WRITTEN INSTRUCTION: Identify the lines that contain the word "alámbrica", then copy them.

Collected data entries

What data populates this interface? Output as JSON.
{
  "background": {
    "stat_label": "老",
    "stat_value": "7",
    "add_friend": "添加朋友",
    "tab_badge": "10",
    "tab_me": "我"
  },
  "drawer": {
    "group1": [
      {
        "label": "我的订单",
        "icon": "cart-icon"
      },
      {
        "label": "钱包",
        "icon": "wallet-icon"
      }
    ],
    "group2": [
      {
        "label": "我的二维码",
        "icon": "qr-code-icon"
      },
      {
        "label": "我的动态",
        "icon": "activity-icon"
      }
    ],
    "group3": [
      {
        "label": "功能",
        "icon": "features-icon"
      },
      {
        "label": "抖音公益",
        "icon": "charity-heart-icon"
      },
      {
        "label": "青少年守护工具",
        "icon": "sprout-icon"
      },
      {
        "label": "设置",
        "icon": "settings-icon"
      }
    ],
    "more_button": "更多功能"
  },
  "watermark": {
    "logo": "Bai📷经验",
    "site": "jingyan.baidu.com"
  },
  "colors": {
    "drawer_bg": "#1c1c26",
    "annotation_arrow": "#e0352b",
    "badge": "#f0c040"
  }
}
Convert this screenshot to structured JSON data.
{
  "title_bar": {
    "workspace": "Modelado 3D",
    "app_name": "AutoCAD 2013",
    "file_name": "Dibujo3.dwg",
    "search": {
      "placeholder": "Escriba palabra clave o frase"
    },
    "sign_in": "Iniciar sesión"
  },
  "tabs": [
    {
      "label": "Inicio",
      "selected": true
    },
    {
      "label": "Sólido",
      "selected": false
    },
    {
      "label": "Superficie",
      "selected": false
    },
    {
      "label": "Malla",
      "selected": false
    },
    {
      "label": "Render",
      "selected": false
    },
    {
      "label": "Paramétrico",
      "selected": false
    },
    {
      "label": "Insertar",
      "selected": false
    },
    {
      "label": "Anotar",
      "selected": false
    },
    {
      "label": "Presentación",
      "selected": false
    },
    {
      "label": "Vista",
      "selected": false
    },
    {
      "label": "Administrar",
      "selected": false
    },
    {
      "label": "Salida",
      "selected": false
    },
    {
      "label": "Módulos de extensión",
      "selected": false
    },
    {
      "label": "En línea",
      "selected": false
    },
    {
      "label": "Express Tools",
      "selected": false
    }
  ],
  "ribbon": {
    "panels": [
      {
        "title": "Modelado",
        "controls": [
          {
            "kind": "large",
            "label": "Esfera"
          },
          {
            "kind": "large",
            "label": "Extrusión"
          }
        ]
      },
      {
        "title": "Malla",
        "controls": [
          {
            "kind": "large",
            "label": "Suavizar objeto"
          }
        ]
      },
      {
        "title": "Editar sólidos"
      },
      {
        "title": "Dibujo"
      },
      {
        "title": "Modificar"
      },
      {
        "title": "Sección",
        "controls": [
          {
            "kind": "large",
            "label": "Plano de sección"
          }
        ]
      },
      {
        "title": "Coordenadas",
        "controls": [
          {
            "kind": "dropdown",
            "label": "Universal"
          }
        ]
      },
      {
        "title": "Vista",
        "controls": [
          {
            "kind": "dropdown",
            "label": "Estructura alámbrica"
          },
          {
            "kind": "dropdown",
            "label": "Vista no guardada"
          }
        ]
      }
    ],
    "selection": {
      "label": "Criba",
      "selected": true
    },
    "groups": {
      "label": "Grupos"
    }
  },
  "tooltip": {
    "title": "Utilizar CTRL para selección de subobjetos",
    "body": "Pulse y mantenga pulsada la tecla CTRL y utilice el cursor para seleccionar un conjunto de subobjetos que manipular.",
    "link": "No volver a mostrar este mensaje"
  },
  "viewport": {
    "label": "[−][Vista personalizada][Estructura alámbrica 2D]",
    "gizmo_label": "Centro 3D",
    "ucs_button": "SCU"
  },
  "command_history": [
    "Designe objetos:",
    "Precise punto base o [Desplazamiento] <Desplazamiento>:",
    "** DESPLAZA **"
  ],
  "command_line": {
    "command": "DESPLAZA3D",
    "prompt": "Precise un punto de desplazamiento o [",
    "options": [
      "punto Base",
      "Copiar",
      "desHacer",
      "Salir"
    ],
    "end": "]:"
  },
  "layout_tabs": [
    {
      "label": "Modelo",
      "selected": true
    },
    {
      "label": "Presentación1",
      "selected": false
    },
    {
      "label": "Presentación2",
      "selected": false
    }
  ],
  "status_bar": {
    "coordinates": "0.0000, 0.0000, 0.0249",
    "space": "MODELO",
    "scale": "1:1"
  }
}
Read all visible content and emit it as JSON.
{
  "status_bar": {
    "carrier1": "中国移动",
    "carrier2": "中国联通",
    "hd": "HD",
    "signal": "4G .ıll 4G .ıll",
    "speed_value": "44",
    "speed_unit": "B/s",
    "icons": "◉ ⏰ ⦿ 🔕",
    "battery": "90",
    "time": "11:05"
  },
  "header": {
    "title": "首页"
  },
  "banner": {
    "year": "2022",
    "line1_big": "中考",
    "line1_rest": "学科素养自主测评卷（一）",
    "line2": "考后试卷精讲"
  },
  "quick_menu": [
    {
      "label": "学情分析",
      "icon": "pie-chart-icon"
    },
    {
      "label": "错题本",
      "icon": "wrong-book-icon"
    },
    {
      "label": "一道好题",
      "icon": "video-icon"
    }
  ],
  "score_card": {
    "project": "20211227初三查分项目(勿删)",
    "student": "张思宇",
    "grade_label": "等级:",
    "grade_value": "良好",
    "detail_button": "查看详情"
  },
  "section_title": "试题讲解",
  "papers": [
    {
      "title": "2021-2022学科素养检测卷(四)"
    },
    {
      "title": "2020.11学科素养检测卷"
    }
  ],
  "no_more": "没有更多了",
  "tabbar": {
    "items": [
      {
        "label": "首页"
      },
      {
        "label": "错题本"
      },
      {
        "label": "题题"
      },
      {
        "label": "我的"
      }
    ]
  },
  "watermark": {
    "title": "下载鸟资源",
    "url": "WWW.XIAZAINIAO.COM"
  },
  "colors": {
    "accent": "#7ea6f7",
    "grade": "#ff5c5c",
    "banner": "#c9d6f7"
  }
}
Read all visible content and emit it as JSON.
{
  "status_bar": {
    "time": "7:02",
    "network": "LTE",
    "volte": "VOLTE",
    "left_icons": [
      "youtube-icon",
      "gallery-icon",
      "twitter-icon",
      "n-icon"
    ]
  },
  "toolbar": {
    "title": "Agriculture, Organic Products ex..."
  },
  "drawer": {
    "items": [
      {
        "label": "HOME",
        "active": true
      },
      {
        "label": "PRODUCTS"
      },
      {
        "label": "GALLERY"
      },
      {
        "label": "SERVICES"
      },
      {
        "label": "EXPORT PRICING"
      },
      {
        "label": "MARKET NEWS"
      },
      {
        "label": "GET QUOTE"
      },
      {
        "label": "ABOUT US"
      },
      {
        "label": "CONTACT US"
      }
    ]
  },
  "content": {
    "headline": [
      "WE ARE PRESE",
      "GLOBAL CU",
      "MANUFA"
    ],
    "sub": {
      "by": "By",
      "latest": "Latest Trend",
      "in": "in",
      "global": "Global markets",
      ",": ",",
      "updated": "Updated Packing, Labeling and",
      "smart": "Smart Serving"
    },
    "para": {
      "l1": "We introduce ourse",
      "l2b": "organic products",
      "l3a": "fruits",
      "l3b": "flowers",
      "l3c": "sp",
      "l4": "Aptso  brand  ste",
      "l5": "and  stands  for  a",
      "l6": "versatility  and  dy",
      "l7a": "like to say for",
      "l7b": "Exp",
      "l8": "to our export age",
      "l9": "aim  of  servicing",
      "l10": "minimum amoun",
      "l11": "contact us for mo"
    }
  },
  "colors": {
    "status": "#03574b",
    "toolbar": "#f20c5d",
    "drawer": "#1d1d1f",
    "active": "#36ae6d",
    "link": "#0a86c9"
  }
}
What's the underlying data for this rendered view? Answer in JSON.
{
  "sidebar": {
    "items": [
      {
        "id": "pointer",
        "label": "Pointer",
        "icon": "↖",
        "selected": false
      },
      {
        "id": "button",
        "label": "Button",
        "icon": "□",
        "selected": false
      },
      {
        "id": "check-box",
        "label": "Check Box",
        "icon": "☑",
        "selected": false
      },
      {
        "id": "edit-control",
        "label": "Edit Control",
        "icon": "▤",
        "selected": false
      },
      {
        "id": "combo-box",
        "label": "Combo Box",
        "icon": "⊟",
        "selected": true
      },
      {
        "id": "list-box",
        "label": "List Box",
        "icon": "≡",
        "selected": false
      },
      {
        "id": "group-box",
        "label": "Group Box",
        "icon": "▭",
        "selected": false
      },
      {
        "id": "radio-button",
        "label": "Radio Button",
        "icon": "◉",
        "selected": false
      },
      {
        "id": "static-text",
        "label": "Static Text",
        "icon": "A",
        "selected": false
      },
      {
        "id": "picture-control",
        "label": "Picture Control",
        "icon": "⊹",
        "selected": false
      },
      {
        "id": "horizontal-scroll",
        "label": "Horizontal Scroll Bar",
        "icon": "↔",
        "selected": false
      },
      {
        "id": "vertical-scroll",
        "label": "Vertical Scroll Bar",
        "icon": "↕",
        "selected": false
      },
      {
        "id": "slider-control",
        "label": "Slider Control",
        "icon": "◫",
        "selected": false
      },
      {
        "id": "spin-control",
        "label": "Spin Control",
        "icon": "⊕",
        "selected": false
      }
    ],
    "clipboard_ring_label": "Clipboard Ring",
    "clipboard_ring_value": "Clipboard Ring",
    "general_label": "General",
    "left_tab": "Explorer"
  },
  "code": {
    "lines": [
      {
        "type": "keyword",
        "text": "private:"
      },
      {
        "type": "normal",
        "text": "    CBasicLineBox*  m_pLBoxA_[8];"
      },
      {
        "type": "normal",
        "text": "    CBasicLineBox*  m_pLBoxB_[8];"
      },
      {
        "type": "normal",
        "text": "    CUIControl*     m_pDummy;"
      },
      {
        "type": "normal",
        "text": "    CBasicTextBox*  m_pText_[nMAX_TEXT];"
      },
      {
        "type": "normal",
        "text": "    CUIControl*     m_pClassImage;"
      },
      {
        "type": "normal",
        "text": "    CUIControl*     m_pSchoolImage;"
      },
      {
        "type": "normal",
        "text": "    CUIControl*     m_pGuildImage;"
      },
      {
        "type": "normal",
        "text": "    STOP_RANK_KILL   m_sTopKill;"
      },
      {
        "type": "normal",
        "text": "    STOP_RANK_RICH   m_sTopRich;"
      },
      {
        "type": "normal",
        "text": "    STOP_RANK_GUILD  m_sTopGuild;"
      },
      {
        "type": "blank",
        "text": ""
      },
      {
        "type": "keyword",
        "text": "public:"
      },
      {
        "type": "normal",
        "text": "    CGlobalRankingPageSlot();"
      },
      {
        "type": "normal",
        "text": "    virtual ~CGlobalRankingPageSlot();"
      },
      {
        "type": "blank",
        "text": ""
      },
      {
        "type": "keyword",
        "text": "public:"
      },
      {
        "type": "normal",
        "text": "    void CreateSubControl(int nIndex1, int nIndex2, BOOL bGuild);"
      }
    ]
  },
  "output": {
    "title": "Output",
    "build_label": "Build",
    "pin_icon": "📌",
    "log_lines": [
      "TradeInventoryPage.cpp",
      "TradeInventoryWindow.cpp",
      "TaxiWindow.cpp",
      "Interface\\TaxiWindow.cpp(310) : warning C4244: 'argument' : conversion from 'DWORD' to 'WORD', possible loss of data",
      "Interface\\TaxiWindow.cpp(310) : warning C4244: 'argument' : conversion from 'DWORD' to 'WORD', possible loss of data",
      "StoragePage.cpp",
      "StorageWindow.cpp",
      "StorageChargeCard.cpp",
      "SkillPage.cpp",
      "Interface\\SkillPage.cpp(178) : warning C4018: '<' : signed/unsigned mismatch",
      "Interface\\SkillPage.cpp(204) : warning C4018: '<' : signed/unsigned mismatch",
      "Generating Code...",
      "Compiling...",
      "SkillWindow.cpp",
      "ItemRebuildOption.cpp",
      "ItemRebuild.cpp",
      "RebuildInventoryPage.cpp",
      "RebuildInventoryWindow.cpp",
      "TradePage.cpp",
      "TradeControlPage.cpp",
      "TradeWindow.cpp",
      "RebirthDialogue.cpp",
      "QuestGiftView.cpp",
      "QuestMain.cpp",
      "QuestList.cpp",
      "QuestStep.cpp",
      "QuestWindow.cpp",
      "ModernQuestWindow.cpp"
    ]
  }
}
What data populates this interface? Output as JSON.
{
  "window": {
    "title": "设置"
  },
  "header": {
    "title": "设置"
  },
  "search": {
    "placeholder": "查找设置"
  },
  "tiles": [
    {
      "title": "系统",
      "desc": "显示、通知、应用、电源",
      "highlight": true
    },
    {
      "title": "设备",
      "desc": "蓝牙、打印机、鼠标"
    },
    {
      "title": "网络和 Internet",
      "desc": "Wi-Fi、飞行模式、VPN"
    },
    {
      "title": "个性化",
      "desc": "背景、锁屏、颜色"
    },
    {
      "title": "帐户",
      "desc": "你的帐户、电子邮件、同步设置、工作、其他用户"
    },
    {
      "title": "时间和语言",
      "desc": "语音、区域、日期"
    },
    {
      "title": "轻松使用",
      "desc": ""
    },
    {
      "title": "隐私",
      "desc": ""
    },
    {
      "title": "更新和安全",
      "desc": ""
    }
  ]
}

EXERCISE RESULT:
            "label": "Estructura alámbrica"
    "label": "[−][Vista personalizada][Estructura alámbrica 2D]",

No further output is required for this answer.